• [SUPPLIED PASSAGE]:
Begin
Studio album by Johnny Mathis
- Released: July 28, 1958 (mono) August 18, 1958 (stereo)
- Recorded: May 15–16, 1958 June 17, 1958
- Studio: CBS 30th Street Studio New York City
- Genre: Vocal
- Length: 31:53
- Label: Columbia
- Producer: Mitch Miller Al Ham

Johnny Mathis chronology
| Johnny's Greatest Hits (1958) | Swing Softly (1958) | Merry Christmas (1958) |

= Swing Softly =

Swing Softly is the fifth album by American pop singer Johnny Mathis that was released on July 28, 1958, by Columbia Records and was a departure from the ballads that accounted for the vast majority of singles and album tracks he had recorded thus far. This project features uptempo arrangements of popular standards, most of which originated in a movie or stage musicals, and a couple of new songs: "To Be in Love" and "Easy to Say (But Hard to Do)".

The album made its first appearance on Billboard magazine's list of the 25 Best-Selling Pop LPs in the US in the issue dated September 8, 1958, and peaked at number six over the course of 16 weeks. It also spent its sole week on the UK album chart at number 10 and received Gold certification from the Recording Industry Association of America for sales of 500,000 copies in the US on December 4, 1962.

The album was released for the first time on compact disc in 2000 as one of two albums on one CD, the other LP being another of his Gold records, Warm from 1957. Swing Softly was also included in Legacy's Mathis box set The Voice of Romance: The Columbia Original Album Collection, which was released on December 8, 2017.

==Reception==

AllMusic's Greg Adams wrote: "Close listeners will appreciate the purity of Mathis's vocal technique, which differs markedly from that of later singers for its infrequent use of modulation...Mathis swings with ease on these twelve favorites and offers something a little bit different from his previous albums."
End
• [SOURCE DATA]:
Begin
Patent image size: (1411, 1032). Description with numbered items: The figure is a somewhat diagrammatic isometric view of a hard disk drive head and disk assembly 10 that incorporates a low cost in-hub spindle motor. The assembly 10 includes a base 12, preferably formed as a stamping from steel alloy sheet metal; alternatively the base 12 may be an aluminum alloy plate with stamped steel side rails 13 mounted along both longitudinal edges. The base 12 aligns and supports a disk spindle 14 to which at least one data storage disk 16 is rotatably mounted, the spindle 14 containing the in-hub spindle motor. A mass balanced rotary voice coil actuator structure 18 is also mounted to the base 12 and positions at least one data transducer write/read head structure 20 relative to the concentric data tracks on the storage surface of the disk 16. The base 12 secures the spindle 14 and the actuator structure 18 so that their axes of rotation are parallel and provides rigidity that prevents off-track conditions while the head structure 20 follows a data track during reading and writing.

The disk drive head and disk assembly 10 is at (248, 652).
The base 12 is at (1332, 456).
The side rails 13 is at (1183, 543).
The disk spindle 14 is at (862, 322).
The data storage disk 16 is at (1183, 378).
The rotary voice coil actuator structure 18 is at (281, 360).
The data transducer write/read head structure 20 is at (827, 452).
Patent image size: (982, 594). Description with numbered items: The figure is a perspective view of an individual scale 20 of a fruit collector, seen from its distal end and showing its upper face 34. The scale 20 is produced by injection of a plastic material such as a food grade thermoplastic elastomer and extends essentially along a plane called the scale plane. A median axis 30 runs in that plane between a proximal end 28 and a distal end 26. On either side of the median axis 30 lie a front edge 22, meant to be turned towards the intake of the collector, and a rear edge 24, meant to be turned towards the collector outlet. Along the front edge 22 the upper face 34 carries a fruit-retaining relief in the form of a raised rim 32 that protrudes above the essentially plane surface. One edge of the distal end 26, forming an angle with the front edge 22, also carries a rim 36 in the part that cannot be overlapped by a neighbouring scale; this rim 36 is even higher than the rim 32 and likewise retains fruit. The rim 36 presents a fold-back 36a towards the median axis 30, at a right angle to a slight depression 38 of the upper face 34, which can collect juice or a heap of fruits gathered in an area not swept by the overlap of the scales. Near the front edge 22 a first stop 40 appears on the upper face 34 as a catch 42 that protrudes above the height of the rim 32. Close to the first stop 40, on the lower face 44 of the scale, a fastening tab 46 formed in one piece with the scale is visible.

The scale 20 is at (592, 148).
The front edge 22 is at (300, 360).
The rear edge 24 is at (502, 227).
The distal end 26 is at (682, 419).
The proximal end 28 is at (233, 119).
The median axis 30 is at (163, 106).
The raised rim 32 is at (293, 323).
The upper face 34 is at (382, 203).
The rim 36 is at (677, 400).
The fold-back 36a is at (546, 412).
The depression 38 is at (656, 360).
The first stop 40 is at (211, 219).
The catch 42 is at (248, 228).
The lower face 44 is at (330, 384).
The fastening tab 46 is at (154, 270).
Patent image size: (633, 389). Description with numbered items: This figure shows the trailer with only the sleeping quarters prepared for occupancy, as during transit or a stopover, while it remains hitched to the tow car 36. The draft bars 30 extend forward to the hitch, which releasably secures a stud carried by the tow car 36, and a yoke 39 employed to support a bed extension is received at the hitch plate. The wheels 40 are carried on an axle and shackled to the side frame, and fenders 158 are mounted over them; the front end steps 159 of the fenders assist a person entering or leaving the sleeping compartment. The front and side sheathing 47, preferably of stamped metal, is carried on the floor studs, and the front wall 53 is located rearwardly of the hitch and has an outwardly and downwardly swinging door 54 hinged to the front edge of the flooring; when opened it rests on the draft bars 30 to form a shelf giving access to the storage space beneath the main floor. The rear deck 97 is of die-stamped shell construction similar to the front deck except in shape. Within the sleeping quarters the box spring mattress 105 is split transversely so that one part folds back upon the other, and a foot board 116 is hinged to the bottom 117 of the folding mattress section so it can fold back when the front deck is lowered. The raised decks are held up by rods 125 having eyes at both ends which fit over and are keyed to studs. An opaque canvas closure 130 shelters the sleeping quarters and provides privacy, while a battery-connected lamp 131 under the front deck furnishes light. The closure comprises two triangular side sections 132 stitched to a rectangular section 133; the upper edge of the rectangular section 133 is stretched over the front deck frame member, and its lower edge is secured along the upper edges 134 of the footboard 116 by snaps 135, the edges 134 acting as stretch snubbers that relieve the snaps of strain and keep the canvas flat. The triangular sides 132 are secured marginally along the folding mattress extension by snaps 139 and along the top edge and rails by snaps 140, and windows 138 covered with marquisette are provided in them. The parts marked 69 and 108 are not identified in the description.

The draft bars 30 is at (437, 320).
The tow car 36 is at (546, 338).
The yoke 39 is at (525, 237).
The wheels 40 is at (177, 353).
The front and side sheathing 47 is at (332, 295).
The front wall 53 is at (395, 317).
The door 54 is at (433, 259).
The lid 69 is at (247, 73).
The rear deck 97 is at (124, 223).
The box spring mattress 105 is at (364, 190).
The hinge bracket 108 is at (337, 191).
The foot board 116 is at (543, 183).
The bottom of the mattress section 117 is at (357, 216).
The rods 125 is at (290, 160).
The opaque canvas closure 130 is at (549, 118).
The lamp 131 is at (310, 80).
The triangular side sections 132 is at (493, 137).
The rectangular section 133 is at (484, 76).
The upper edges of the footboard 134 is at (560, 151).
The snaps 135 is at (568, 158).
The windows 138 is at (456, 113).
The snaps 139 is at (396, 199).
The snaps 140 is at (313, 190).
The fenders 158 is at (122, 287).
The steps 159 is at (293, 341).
End
• [WHAT TO WORK ON]:
1. Condense the paragraph of the Swing Softly article that begins "The album made its first appearance" into a bulleted list that keeps its main facts.
2. In the rows, swap "isometric" for "perspective" across the stretch from the start of the rows through the line containing "The data transducer". Give only those lines, with nothing else altered.

• [SOLUTIONS IN ORDER]:
1.
- First appeared on Billboard's list of the 25 Best-Selling Pop LPs in the US in the issue dated September 8, 1958
- Peaked at number six over 16 weeks on that list
- Spent a single week on the UK album chart, at number 10
- Certified Gold by the Recording Industry Association of America on December 4, 1962, for US sales of 500,000 copies

2.
Patent image size: (1411, 1032). Description with numbered items: The figure is a somewhat diagrammatic perspective view of a hard disk drive head and disk assembly 10 that incorporates a low cost in-hub spindle motor. The assembly 10 includes a base 12, preferably formed as a stamping from steel alloy sheet metal; alternatively the base 12 may be an aluminum alloy plate with stamped steel side rails 13 mounted along both longitudinal edges. The base 12 aligns and supports a disk spindle 14 to which at least one data storage disk 16 is rotatably mounted, the spindle 14 containing the in-hub spindle motor. A mass balanced rotary voice coil actuator structure 18 is also mounted to the base 12 and positions at least one data transducer write/read head structure 20 relative to the concentric data tracks on the storage surface of the disk 16. The base 12 secures the spindle 14 and the actuator structure 18 so that their axes of rotation are parallel and provides rigidity that prevents off-track conditions while the head structure 20 follows a data track during reading and writing.

The disk drive head and disk assembly 10 is at (248, 652).
The base 12 is at (1332, 456).
The side rails 13 is at (1183, 543).
The disk spindle 14 is at (862, 322).
The data storage disk 16 is at (1183, 378).
The rotary voice coil actuator structure 18 is at (281, 360).
The data transducer write/read head structure 20 is at (827, 452).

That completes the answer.